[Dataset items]
________

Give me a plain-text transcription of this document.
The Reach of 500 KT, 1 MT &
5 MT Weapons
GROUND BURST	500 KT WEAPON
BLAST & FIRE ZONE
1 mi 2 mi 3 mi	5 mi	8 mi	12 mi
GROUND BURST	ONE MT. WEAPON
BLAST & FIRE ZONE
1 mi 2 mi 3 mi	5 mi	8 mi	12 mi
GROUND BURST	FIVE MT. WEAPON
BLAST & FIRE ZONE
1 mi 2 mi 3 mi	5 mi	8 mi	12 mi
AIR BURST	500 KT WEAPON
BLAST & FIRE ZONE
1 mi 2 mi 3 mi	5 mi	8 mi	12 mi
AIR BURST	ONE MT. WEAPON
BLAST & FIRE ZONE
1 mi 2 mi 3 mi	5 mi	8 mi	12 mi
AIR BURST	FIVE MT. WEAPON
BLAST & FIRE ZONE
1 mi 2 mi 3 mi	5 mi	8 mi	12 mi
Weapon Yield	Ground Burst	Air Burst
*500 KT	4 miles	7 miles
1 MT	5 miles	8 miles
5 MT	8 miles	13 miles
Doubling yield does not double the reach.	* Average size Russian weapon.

________

[WHAT NEEDS TO BE DONE]
Return each full line of the entries that contains the word "miles".

[TASK ANSWER]
*500 KT	4 miles	7 miles
1 MT	5 miles	8 miles
5 MT	8 miles	13 miles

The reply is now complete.